*Supplied information*
-.-.-
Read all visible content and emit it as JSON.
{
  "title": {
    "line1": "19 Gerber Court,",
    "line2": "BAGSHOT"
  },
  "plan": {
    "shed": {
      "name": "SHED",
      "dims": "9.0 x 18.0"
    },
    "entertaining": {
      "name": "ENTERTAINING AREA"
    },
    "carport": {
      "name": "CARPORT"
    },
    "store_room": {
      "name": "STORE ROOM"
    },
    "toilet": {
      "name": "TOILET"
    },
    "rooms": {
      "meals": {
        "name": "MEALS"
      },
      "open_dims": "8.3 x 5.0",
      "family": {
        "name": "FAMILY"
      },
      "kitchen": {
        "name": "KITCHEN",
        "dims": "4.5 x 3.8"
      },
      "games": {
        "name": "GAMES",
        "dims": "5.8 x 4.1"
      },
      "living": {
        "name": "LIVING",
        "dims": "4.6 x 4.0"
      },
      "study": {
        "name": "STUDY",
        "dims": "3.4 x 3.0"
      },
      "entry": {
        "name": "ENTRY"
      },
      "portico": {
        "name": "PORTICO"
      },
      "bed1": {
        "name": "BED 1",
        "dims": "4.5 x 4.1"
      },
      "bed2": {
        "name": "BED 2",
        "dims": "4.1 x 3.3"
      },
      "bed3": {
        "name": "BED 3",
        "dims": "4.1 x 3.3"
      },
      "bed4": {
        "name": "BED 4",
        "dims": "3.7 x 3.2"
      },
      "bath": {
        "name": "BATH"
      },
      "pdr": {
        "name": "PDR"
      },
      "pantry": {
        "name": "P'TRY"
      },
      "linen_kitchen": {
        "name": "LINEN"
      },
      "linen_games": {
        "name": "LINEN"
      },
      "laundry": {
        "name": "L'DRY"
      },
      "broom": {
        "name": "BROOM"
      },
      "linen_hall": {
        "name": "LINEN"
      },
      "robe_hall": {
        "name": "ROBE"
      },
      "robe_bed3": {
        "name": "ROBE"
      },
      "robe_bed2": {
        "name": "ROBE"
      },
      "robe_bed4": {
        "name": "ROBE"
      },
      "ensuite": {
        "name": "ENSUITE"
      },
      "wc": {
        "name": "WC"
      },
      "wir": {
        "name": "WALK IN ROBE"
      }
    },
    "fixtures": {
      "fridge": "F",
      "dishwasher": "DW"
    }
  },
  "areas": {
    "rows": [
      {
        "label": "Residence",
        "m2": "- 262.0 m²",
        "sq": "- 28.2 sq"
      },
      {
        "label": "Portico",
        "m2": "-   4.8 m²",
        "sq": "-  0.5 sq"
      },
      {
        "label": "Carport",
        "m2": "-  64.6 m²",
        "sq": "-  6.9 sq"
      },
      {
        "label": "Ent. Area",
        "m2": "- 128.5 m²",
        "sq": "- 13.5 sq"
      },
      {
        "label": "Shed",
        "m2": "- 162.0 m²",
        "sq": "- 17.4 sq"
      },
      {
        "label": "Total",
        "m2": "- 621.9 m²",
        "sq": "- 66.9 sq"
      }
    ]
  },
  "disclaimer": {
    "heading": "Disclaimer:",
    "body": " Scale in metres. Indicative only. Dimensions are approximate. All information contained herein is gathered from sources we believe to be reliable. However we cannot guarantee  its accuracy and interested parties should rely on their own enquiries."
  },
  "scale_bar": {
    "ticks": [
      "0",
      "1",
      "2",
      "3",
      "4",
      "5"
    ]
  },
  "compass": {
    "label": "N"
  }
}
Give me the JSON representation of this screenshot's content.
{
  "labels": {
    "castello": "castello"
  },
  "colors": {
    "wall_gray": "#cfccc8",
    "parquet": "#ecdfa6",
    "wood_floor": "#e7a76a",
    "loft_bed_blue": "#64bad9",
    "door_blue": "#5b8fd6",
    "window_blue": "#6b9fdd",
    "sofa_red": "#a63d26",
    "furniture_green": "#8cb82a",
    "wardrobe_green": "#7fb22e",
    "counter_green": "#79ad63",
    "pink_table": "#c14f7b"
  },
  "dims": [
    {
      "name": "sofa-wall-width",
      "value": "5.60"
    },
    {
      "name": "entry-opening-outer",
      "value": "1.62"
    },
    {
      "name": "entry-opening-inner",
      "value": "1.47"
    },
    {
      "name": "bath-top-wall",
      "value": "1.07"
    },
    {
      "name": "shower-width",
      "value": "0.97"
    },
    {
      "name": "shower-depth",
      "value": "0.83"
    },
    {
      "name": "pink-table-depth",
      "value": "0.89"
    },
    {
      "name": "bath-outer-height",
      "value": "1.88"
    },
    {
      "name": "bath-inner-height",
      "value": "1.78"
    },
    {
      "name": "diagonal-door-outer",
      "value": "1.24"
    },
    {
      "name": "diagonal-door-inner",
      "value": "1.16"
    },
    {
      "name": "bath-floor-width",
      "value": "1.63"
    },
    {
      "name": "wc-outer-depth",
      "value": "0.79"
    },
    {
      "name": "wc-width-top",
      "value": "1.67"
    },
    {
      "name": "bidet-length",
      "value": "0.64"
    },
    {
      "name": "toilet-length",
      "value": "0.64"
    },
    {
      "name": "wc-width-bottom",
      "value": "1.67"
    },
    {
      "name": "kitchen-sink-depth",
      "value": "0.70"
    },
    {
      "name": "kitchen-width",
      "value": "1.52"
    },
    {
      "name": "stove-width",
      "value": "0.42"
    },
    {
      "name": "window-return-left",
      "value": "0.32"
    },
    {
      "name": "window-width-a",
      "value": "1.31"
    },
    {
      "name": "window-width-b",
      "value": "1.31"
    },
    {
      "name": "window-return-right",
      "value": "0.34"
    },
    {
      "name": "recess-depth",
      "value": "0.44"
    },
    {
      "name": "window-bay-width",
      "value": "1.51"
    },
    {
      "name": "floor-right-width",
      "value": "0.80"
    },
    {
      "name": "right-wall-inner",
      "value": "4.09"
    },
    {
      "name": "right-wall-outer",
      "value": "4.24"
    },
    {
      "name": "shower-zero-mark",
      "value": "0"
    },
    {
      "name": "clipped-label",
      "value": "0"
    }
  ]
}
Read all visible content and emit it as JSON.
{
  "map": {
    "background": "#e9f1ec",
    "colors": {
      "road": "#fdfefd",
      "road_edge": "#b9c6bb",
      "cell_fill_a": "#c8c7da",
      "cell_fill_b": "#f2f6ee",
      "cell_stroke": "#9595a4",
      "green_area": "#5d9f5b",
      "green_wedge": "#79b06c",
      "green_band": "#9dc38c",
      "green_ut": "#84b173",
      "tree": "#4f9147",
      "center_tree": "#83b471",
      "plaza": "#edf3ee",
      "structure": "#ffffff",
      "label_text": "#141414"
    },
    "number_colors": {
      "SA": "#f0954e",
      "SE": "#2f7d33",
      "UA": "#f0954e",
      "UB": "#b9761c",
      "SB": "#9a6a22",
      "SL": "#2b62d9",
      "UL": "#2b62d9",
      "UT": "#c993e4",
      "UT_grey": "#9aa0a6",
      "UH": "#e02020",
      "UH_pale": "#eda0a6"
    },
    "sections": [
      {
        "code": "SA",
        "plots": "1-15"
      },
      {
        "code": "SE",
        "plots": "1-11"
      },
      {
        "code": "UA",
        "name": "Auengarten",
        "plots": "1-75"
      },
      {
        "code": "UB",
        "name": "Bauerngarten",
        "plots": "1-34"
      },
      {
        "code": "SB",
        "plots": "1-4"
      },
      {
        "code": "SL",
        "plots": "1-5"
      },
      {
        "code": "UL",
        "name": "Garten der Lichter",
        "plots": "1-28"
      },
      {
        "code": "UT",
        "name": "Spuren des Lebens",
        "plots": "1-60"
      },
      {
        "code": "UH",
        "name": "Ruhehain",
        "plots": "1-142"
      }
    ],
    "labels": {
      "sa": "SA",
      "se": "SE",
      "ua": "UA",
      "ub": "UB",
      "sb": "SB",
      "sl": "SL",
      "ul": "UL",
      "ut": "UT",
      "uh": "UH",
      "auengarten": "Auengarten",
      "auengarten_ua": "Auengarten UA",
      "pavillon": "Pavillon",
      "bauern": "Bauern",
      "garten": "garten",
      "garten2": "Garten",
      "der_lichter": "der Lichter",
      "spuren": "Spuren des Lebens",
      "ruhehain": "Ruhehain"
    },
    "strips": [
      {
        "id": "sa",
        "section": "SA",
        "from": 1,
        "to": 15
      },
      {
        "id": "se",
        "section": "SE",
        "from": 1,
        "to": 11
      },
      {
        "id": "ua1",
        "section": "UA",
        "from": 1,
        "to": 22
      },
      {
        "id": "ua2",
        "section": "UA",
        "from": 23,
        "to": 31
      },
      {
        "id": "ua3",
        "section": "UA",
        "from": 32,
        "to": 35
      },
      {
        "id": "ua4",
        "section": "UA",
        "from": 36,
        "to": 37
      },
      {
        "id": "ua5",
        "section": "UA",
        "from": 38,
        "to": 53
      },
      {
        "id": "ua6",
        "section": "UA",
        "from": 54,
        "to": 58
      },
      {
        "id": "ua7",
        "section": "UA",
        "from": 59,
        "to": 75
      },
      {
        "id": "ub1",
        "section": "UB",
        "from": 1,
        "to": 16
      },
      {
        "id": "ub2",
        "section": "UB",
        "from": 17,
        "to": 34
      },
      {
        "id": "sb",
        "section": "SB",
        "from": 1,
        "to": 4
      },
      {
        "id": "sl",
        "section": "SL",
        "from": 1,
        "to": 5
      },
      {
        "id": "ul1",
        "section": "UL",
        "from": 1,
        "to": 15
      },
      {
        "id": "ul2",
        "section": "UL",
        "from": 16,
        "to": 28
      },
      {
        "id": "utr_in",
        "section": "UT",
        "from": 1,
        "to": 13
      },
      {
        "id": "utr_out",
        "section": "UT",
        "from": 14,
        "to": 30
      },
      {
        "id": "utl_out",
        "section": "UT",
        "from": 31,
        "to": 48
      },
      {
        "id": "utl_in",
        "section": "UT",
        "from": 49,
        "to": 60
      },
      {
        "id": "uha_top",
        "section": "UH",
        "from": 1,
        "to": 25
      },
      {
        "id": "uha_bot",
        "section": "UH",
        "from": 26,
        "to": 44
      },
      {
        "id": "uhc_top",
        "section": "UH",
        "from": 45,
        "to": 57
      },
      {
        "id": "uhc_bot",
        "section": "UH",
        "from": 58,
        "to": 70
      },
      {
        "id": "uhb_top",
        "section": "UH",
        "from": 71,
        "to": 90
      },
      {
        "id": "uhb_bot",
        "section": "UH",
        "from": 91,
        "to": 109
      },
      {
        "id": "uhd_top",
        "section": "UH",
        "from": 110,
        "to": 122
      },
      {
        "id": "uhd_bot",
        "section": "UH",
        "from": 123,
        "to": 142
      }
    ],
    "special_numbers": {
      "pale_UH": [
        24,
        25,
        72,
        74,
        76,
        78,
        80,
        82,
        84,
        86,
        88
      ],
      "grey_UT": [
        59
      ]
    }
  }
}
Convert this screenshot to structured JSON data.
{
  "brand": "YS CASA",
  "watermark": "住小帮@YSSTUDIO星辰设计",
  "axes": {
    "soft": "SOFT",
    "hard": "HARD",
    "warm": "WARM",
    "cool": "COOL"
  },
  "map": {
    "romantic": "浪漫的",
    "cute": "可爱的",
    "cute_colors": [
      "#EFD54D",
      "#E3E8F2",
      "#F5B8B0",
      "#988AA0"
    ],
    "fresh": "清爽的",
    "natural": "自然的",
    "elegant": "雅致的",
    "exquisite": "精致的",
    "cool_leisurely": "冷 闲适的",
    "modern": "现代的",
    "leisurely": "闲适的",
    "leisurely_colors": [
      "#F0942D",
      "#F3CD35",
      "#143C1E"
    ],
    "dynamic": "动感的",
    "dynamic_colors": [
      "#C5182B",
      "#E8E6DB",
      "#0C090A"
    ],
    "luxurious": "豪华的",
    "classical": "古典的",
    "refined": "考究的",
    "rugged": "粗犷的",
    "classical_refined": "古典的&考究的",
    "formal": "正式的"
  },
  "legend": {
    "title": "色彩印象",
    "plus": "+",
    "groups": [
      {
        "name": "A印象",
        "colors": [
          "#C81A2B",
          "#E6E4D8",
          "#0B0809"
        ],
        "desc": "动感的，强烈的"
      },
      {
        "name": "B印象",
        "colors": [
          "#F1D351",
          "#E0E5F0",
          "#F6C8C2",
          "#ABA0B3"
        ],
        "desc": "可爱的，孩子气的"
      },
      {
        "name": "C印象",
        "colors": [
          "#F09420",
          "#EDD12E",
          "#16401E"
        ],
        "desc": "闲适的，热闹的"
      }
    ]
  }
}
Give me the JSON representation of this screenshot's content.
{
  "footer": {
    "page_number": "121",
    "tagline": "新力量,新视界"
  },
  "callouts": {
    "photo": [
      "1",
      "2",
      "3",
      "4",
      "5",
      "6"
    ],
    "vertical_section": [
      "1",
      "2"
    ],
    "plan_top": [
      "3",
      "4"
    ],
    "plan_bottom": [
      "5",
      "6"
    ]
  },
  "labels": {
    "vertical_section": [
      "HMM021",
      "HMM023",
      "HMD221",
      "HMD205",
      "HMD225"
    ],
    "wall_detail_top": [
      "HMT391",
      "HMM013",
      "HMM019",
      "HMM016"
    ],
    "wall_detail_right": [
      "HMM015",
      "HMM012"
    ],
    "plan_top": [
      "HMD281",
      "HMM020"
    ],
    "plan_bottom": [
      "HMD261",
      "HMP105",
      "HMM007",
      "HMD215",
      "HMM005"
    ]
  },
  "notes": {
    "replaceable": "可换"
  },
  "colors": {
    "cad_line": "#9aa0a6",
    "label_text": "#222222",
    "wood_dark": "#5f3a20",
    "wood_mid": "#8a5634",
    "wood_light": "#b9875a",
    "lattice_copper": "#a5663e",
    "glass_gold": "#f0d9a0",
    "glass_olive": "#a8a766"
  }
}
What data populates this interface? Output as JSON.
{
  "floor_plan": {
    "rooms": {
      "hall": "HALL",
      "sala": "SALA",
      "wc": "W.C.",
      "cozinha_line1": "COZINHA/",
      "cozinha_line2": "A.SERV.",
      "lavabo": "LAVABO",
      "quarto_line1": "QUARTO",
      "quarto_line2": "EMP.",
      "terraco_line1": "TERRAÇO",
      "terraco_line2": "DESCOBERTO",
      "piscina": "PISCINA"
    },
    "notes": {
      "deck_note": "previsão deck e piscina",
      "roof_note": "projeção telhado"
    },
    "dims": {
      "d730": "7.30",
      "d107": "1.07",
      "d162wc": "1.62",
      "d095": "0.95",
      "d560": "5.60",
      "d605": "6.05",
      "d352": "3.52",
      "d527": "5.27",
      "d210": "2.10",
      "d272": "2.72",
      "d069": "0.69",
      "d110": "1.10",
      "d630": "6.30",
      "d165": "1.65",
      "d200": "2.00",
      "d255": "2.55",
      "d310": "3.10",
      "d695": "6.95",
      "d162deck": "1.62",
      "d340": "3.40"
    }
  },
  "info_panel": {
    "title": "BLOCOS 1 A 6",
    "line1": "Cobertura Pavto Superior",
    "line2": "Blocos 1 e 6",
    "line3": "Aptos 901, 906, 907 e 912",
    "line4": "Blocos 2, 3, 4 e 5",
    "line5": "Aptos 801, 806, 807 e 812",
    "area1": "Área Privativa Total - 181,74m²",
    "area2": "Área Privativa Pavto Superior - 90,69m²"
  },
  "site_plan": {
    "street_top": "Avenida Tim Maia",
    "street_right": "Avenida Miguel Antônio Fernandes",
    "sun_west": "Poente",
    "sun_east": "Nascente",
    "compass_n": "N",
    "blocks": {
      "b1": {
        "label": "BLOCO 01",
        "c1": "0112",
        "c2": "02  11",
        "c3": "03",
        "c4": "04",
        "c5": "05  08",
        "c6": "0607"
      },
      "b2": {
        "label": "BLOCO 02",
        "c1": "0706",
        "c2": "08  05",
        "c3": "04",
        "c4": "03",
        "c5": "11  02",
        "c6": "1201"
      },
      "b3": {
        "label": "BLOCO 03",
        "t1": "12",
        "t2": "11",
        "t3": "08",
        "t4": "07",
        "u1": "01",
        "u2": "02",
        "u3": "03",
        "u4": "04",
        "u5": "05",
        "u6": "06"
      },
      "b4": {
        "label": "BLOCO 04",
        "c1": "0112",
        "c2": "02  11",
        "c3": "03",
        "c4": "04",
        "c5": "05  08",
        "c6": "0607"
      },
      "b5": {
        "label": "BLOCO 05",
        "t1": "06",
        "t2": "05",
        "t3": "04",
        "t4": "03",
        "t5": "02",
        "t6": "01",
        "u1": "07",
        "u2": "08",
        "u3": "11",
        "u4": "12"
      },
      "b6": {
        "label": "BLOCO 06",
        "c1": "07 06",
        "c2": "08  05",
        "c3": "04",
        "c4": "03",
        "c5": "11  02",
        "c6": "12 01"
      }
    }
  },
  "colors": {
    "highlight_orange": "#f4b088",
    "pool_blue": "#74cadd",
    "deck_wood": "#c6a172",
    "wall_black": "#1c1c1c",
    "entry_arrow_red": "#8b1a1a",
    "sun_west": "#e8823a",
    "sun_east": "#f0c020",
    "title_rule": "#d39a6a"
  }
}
-.-.-
*Short exercise*
Take every line from the records above that has the word "Avenida" and copy it.

*Result*
    "street_top": "Avenida Tim Maia",
    "street_right": "Avenida Miguel Antônio Fernandes",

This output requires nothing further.